Aim:
Reproduce all of the material exactly as shown.

Records to process:
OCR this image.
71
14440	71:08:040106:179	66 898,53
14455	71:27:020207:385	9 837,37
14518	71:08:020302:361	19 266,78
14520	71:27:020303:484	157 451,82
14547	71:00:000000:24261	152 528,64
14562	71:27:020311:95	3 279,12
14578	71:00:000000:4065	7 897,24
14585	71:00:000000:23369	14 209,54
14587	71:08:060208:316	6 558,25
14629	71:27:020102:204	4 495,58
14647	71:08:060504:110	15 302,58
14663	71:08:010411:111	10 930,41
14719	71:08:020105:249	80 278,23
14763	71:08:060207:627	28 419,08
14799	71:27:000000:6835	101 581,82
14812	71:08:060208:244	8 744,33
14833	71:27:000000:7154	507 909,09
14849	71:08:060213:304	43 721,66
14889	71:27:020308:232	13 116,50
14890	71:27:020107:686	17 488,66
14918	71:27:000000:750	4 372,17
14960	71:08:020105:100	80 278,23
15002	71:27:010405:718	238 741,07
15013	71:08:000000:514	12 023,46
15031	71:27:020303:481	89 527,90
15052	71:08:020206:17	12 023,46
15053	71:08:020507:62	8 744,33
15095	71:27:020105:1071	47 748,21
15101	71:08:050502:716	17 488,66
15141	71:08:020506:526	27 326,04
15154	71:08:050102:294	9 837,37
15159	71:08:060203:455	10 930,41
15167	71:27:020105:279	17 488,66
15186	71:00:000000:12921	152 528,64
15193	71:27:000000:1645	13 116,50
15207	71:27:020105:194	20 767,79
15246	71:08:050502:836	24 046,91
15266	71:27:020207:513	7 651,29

Reply to the task:
OCR this image.
71
14440	71:08:040106:179	66 898,53
14455	71:27:020207:385	9 837,37
14518	71:08:020302:361	19 266,78
14520	71:27:020303:484	157 451,82
14547	71:00:000000:24261	152 528,64
14562	71:27:020311:95	3 279,12
14578	71:00:000000:4065	7 897,24
14585	71:00:000000:23369	14 209,54
14587	71:08:060208:316	6 558,25
14629	71:27:020102:204	4 495,58
14647	71:08:060504:110	15 302,58
14663	71:08:010411:111	10 930,41
14719	71:08:020105:249	80 278,23
14763	71:08:060207:627	28 419,08
14799	71:27:000000:6835	101 581,82
14812	71:08:060208:244	8 744,33
14833	71:27:000000:7154	507 909,09
14849	71:08:060213:304	43 721,66
14889	71:27:020308:232	13 116,50
14890	71:27:020107:686	17 488,66
14918	71:27:000000:750	4 372,17
14960	71:08:020105:100	80 278,23
15002	71:27:010405:718	238 741,07
15013	71:08:000000:514	12 023,46
15031	71:27:020303:481	89 527,90
15052	71:08:020206:17	12 023,46
15053	71:08:020507:62	8 744,33
15095	71:27:020105:1071	47 748,21
15101	71:08:050502:716	17 488,66
15141	71:08:020506:526	27 326,04
15154	71:08:050102:294	9 837,37
15159	71:08:060203:455	10 930,41
15167	71:27:020105:279	17 488,66
15186	71:00:000000:12921	152 528,64
15193	71:27:000000:1645	13 116,50
15207	71:27:020105:194	20 767,79
15246	71:08:050502:836	24 046,91
15266	71:27:020207:513	7 651,29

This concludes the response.